#### [EXERCISE INPUT]
——————

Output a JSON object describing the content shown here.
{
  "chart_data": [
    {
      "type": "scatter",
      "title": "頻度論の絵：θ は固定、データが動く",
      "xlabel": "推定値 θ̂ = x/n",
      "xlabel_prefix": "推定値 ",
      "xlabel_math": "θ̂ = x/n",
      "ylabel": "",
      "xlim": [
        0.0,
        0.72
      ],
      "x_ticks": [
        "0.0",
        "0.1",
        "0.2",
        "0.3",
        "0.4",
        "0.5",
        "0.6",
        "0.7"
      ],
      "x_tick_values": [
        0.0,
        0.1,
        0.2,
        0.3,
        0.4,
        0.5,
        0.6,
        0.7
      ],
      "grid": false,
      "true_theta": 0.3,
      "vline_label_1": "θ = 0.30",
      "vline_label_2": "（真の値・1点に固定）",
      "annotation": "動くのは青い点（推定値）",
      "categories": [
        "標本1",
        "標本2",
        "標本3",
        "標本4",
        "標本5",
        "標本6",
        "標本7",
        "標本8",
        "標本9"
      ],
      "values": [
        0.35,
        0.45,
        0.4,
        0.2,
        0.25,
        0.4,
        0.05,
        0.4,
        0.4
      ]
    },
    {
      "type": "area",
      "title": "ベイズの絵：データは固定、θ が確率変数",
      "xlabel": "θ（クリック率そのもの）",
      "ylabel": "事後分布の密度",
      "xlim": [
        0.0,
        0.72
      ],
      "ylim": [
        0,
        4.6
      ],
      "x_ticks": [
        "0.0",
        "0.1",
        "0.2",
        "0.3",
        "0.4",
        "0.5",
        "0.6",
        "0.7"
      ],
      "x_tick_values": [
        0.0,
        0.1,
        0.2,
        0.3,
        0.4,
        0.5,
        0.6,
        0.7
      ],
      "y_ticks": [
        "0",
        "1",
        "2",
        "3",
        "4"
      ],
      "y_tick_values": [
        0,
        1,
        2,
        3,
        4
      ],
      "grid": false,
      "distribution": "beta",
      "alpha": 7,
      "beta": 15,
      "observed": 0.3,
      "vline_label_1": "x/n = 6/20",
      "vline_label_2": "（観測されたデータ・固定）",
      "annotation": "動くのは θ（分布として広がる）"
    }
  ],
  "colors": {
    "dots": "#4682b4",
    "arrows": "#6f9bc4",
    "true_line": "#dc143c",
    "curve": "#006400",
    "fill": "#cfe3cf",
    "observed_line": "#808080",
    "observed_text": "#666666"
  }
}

——————

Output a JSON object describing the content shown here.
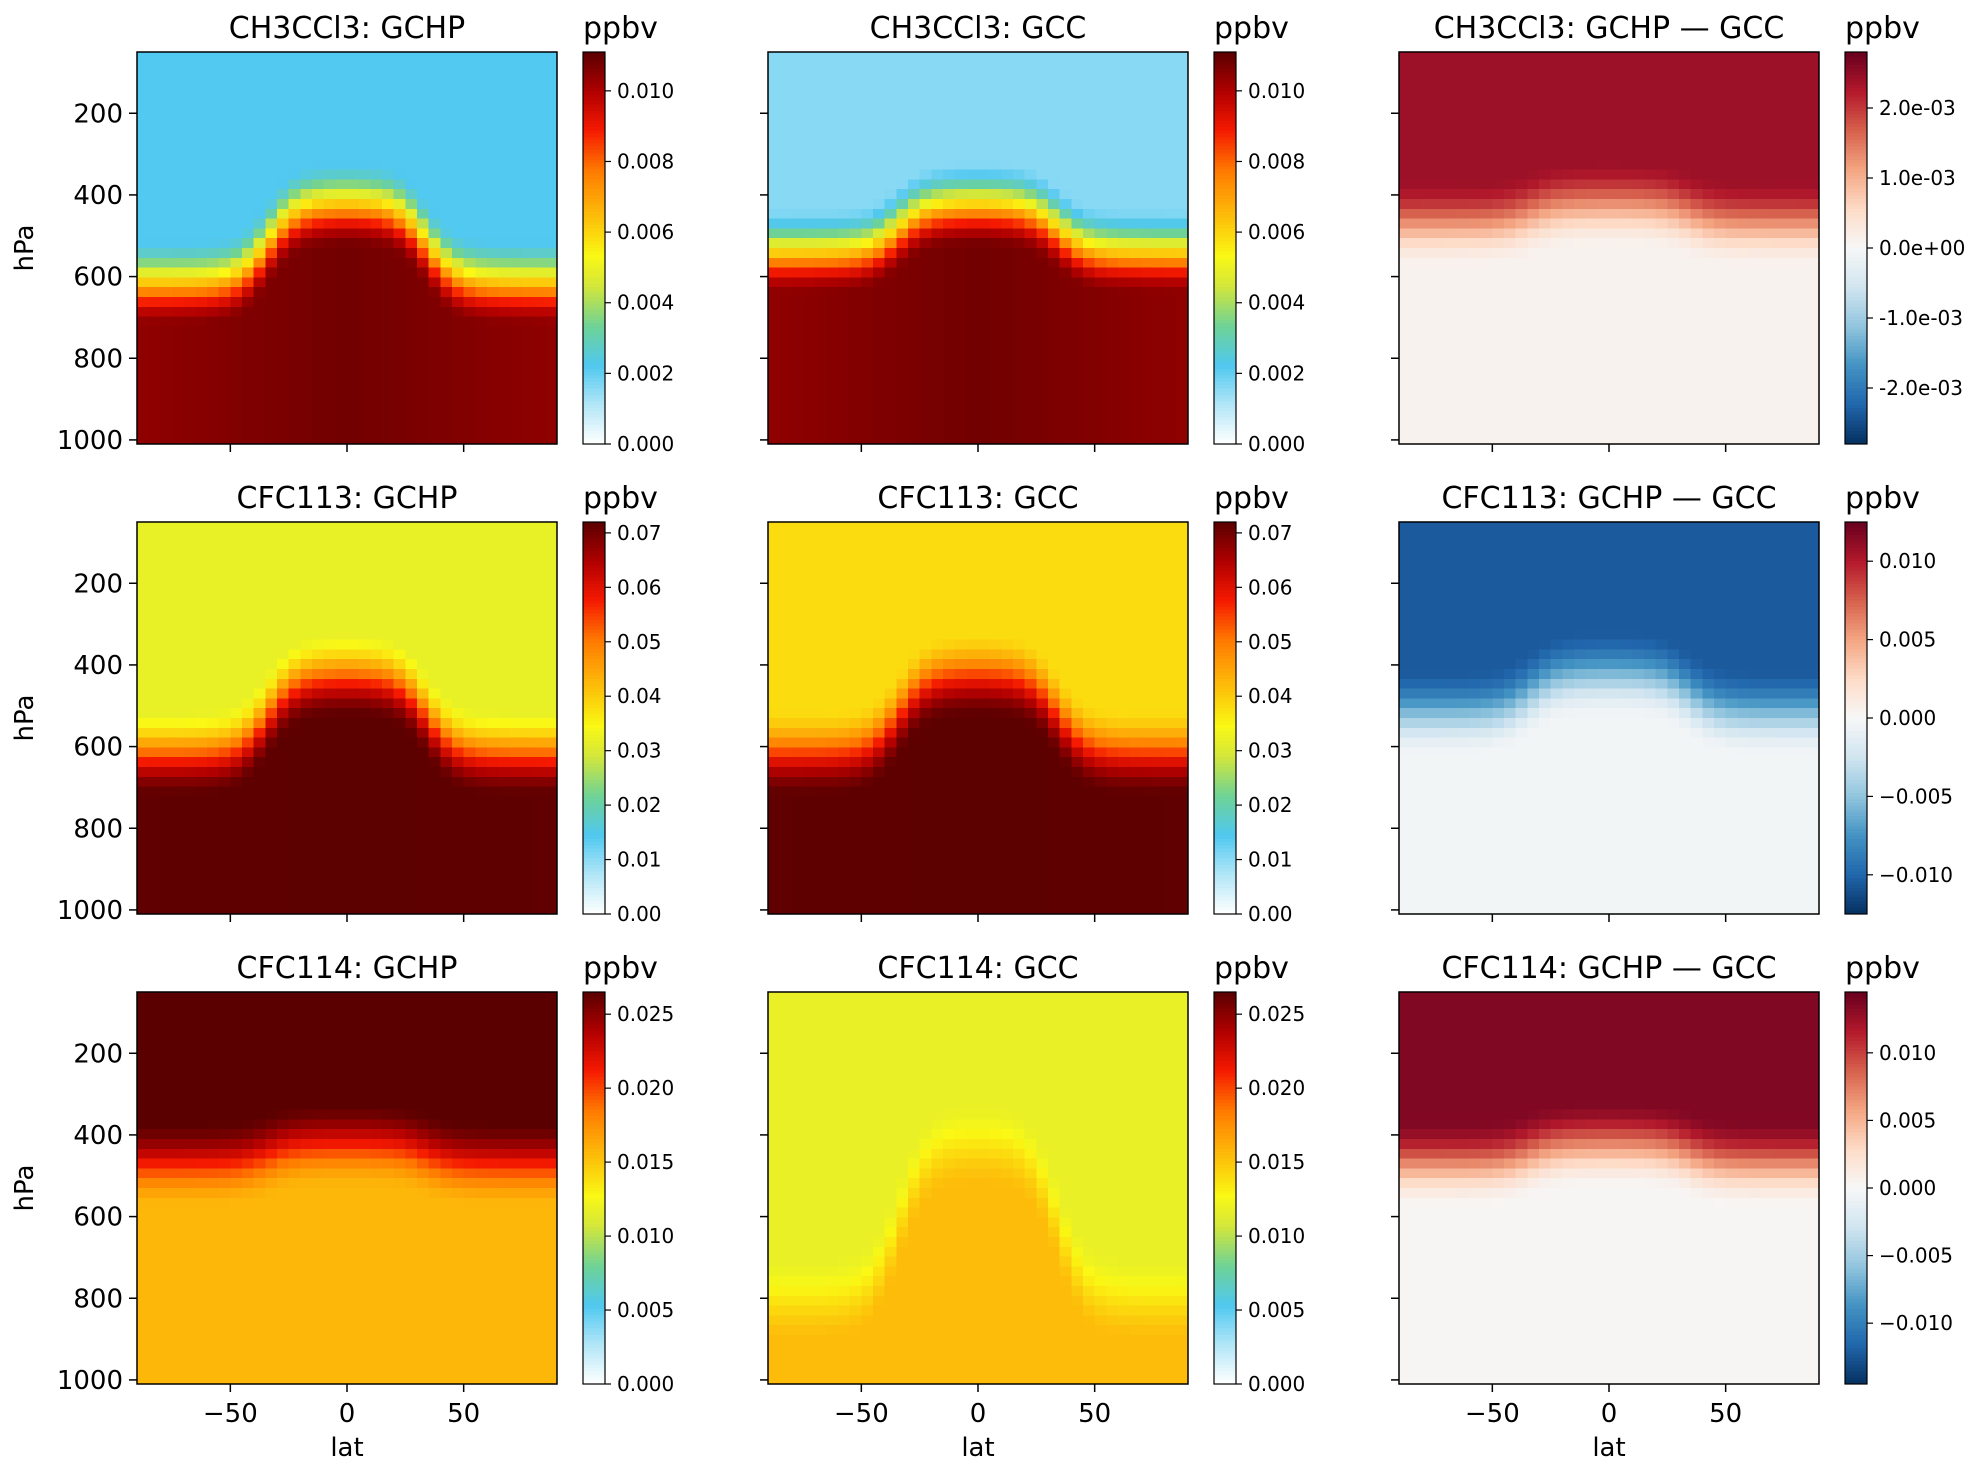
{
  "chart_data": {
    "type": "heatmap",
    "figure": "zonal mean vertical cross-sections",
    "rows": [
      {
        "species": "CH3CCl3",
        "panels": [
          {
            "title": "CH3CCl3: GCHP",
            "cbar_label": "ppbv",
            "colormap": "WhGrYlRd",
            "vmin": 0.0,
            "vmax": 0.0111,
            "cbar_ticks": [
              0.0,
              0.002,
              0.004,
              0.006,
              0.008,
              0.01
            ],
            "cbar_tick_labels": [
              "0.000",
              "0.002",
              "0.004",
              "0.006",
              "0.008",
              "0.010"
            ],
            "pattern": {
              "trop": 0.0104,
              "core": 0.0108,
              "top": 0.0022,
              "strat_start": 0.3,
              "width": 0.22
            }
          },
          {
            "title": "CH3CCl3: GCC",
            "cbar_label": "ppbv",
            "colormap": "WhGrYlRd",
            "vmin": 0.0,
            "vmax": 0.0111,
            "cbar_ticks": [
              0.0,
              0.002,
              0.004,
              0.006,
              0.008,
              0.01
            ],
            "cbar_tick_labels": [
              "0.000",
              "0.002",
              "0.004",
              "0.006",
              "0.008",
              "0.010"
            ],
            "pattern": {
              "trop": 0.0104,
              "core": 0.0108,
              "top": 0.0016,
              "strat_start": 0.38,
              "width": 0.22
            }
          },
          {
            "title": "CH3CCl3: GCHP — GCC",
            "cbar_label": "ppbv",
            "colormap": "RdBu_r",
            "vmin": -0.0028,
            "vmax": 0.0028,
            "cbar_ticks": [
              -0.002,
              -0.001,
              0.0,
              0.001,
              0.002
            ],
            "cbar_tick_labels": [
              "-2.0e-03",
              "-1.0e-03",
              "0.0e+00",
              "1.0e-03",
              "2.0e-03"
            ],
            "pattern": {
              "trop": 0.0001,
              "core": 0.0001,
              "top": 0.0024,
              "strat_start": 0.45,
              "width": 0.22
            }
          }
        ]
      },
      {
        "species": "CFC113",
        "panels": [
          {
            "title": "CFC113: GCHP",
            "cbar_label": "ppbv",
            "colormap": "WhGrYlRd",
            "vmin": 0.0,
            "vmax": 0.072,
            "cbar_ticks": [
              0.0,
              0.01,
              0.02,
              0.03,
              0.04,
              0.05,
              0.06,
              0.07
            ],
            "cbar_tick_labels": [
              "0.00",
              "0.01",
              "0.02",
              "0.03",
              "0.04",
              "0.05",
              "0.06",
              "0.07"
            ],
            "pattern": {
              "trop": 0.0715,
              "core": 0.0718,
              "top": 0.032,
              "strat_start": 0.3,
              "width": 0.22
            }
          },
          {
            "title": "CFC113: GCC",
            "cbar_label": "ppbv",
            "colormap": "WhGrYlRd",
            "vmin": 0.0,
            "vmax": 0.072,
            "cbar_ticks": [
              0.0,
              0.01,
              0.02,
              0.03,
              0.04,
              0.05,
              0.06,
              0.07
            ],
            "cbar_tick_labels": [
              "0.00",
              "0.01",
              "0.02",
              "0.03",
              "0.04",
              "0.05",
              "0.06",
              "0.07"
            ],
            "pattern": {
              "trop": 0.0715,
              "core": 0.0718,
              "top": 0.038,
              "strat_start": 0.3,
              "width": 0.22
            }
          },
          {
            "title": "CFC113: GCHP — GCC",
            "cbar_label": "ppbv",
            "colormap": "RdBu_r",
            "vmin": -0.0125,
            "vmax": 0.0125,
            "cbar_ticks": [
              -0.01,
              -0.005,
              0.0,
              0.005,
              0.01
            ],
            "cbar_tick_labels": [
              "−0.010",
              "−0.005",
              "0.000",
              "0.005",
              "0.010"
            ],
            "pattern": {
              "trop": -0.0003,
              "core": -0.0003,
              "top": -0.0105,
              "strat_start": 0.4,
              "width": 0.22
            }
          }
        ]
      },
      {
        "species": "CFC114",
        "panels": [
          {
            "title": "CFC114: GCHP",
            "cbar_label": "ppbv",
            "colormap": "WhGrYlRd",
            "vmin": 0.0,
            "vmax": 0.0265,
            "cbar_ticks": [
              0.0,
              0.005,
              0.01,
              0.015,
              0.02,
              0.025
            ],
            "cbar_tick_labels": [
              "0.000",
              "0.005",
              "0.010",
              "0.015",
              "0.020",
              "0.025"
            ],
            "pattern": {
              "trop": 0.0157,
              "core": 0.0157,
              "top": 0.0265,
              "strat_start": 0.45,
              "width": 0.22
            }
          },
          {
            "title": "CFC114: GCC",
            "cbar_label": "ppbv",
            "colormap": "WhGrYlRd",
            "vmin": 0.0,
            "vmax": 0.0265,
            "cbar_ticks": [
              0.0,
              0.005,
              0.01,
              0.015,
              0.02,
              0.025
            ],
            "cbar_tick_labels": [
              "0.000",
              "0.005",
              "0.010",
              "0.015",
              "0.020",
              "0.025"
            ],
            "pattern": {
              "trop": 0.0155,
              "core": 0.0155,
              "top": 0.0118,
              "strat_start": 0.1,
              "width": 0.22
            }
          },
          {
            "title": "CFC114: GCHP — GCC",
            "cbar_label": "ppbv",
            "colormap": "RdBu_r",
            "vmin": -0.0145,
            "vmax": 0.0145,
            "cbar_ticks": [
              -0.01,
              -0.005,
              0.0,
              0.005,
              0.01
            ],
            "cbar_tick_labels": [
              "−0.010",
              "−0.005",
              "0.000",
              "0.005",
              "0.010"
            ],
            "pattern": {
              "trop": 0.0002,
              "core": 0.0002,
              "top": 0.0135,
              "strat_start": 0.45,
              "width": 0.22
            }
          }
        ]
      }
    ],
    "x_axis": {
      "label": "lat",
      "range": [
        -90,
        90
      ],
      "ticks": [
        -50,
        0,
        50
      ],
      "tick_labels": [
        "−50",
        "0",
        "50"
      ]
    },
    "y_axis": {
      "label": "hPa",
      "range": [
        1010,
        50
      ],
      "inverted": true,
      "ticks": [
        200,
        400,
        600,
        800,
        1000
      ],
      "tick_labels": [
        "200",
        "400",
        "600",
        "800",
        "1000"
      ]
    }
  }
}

——————

#### [BRIEF]
Extract, from the listing above, every line where the string "species" occurs.

#### [TASK ANSWER]
        "species": "CH3CCl3",
        "species": "CFC113",
        "species": "CFC114",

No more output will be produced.